### [Exercise task]
Starting with the line that contains "Serialize everything readable", set down each line through the end of the entries below, exactly and with nothing added.

(Entries from a dataset)
»»

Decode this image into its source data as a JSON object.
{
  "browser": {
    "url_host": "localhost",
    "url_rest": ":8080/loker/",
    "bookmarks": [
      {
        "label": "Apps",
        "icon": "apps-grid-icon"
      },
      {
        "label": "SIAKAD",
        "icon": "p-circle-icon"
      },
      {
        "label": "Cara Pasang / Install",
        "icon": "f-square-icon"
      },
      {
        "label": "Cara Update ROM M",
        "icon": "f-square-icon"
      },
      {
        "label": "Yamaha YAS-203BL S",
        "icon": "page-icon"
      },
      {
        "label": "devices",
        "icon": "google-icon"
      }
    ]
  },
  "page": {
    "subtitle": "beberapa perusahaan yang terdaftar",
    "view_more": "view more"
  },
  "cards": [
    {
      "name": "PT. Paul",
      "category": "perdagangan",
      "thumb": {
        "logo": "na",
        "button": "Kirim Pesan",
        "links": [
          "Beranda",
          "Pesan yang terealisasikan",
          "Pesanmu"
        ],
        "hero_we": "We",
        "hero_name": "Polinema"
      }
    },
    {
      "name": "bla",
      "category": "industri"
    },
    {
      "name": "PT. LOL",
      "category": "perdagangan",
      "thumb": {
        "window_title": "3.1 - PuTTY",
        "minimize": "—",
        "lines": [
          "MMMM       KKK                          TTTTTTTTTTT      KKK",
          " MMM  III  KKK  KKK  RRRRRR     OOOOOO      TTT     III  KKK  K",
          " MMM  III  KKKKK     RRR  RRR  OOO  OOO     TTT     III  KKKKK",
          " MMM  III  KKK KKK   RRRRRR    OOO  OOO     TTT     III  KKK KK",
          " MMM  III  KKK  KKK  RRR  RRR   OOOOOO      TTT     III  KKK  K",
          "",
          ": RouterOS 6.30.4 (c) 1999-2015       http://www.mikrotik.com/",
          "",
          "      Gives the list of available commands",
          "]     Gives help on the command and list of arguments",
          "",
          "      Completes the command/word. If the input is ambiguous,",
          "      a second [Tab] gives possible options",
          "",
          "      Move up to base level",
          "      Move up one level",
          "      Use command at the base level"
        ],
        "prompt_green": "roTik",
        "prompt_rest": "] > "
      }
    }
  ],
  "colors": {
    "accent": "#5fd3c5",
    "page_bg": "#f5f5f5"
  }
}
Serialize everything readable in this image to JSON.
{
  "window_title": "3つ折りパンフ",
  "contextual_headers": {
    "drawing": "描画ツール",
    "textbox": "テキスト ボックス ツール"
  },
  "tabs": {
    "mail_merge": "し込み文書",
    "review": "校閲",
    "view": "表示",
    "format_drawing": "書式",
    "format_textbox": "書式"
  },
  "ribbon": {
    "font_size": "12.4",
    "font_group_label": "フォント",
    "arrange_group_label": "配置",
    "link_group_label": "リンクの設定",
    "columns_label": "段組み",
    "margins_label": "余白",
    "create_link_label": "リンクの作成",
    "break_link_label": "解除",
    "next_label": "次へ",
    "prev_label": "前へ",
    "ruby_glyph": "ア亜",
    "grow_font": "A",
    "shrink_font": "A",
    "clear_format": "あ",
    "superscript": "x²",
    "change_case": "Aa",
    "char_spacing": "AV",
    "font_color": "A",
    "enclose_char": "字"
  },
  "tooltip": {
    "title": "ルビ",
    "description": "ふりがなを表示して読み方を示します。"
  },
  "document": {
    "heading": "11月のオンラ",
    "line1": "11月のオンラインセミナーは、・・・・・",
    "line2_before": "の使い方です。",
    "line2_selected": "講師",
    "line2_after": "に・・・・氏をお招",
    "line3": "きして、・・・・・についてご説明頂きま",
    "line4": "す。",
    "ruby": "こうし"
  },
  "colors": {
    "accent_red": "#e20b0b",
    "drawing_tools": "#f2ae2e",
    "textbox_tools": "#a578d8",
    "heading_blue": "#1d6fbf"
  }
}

««

### [Written solution]
Serialize everything readable in this image to JSON.
{
  "window_title": "3つ折りパンフ",
  "contextual_headers": {
    "drawing": "描画ツール",
    "textbox": "テキスト ボックス ツール"
  },
  "tabs": {
    "mail_merge": "し込み文書",
    "review": "校閲",
    "view": "表示",
    "format_drawing": "書式",
    "format_textbox": "書式"
  },
  "ribbon": {
    "font_size": "12.4",
    "font_group_label": "フォント",
    "arrange_group_label": "配置",
    "link_group_label": "リンクの設定",
    "columns_label": "段組み",
    "margins_label": "余白",
    "create_link_label": "リンクの作成",
    "break_link_label": "解除",
    "next_label": "次へ",
    "prev_label": "前へ",
    "ruby_glyph": "ア亜",
    "grow_font": "A",
    "shrink_font": "A",
    "clear_format": "あ",
    "superscript": "x²",
    "change_case": "Aa",
    "char_spacing": "AV",
    "font_color": "A",
    "enclose_char": "字"
  },
  "tooltip": {
    "title": "ルビ",
    "description": "ふりがなを表示して読み方を示します。"
  },
  "document": {
    "heading": "11月のオンラ",
    "line1": "11月のオンラインセミナーは、・・・・・",
    "line2_before": "の使い方です。",
    "line2_selected": "講師",
    "line2_after": "に・・・・氏をお招",
    "line3": "きして、・・・・・についてご説明頂きま",
    "line4": "す。",
    "ruby": "こうし"
  },
  "colors": {
    "accent_red": "#e20b0b",
    "drawing_tools": "#f2ae2e",
    "textbox_tools": "#a578d8",
    "heading_blue": "#1d6fbf"
  }
}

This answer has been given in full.